QUELLENAUSZUG:
_ _ _ _ _
So spannend war Wettbewerbspolitik schon lange nicht mehr: die Europäische Kommission legt sich mit zwei “Marktriesen” gleichzeitig an, Google und Gazprom. Machen wir uns auf den Weg nach Litauen, in die Hafenstadt Klaipeda: Romas und seine Wachleute bringen uns auf der “Viktoria” zur “Independence”, zur “Unabhängigkeit”. Dass der schwimmende Erdgas-Superterminal auf den Namen “Unabhängigkeit” getauft wurde, ist kein Zufall… Seit Ende vergangenen Jahres ankert die “Independence” hier – und zwar für immer. Erdgas aus Norwegen wird hier angeliefert, gelagert – und ins baltische Erdgasnetz eingespeist. Hört sich recht harmlos an – ist aber eine energiepolitische Sensation: Mit der “Independence” hat Litauen das Monopol des russischen Gasriesen “Gazprom” geknackt. Vor Ankuft der schwimmenden Flüssiggas-Anlage (made in Singapur)waren die baltischen Länder zu hundert Prozent abhängig von russischen Erdgaslieferungen. Jetzt nicht mehr. Litauen hat ein Stück Freiheit zurückgewonnen: die Freiheit, seine Erdgaslieferanten frei zu wählen – und geltende Marktpreise zu bezahlen.

Tadas Matulionis, der Direktor des Klaipeda LNG Terminals, erklärt: “Dank dieses Schiffs und dieser Anlage kann Litauen erstmals in seiner Geschichte Erdgas überall in der Welt einkaufen, wir sind nicht mehr abhängig von einem einzelnen Lieferanten (bislang war das Gazprom)… Ab jetzt fließt Erdgas von Litauen über Lettland bis nach Estland, so etwas war vor einem Jahr noch völlig unvorstellbar.”

Die Europäische Kommission beschuldigt den russischen Gaskonzern Gazprom, seine marktbeherrschende Stellung missbraucht zu haben: in Polen, Tschechien, Ungarn, der Slowakei, in Bulgarien und den baltischen Staaten. Preiswucher bis zu 40 Prozent lautet der Vorwurf an die Adresse des russischen Konzerns, versuchte politische Einflussnahme auf nationale und europäische Infrastrukturentscheidungen, Behinderung des freien Wettbewerbs, ein mit EU-Recht nicht vereinbares “Weiterverkaufsverbot” für nicht benötigtes Gazprom-Gas… die in Brüssel verfasste Beschwerdeliste ist lang und detailliert.

Um den Balten zu helfen, sich aus dem Griff des Gasriesen zu befreien, fördert die Europäische Union den Bau neuer Erdgasleitungen zwischen Estland und Finnland und zwischen Polen und Litauen. Bestehende Leitungen werden ausgebaut, wie die zwischen Lettland und Litauen. Auch die Anbindung der schwimmenden Erdgas-Anlage in Klaipeda ans litauische Netz wird von der EU mitbezahlt.
_ _ _ _ _
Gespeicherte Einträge

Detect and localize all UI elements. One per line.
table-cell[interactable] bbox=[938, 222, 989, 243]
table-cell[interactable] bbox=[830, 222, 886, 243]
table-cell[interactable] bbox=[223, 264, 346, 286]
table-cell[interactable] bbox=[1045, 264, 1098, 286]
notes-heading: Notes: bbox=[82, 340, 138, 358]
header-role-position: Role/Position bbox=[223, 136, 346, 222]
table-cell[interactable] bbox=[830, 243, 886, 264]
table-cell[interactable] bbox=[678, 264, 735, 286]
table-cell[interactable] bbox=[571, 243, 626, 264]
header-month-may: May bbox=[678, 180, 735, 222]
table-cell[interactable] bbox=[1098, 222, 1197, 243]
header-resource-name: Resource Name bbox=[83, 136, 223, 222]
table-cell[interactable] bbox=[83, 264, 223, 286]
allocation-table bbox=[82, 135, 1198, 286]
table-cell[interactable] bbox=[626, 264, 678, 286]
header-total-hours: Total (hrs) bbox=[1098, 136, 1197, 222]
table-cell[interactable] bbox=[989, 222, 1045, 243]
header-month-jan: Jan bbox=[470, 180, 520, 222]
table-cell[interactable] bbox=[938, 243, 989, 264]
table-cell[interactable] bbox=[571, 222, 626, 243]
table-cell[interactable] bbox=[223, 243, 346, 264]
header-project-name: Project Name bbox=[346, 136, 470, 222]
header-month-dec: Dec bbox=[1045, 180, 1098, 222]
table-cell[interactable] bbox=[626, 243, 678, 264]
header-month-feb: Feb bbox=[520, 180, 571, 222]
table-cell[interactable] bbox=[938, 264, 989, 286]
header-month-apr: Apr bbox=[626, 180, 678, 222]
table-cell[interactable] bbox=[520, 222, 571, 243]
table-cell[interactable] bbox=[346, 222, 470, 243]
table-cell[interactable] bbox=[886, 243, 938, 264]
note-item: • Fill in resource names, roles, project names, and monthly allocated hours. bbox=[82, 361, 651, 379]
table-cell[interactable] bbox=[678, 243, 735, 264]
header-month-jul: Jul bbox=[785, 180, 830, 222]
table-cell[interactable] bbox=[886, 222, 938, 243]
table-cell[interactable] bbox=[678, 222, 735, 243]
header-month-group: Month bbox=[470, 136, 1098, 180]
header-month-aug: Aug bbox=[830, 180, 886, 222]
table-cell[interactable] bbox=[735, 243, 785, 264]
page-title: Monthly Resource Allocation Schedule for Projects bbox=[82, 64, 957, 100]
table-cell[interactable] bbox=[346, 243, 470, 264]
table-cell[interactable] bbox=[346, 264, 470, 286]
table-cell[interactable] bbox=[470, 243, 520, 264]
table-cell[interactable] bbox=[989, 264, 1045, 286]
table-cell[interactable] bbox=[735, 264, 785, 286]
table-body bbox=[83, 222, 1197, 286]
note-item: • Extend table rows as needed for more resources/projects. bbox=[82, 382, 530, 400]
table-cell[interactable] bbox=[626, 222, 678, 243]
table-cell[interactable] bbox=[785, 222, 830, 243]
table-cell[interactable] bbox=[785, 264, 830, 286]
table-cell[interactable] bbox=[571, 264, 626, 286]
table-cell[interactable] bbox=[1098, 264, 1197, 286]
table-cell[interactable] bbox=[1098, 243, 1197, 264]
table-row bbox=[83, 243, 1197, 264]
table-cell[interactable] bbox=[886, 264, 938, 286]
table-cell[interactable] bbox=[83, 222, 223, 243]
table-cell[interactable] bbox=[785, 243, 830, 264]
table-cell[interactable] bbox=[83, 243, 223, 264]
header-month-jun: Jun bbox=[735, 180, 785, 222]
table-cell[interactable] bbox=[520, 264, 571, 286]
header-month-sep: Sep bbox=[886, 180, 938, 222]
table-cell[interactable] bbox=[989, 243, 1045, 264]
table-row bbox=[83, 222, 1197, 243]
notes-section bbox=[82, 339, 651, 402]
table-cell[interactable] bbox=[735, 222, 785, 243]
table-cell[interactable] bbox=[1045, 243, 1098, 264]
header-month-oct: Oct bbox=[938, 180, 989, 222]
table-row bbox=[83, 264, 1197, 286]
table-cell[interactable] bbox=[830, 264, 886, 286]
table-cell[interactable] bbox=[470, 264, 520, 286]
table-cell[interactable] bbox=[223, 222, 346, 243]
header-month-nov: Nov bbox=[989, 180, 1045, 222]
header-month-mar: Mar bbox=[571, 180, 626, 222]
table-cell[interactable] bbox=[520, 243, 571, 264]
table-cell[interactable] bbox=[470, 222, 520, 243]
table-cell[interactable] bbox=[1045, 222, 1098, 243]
_ _ _ _ _
AUFGABEN:
A) Woher stammt laut dem Quellenauszug das Erdgas, das an der „Independence“ angeliefert wird?
B) Schreiben Sie aus den Datensatzzeilen unverändert ab, was mit der ersten Zeile beginnt und bis einschließlich der Zeile mit „header-role-position: Role/Position bbox=[223, 136, 346, 222]“ reicht.

ANTWORTEN:
A) Aus Norwegen.

B)
Detect and localize all UI elements. One per line.
table-cell[interactable] bbox=[938, 222, 989, 243]
table-cell[interactable] bbox=[830, 222, 886, 243]
table-cell[interactable] bbox=[223, 264, 346, 286]
table-cell[interactable] bbox=[1045, 264, 1098, 286]
notes-heading: Notes: bbox=[82, 340, 138, 358]
header-role-position: Role/Position bbox=[223, 136, 346, 222]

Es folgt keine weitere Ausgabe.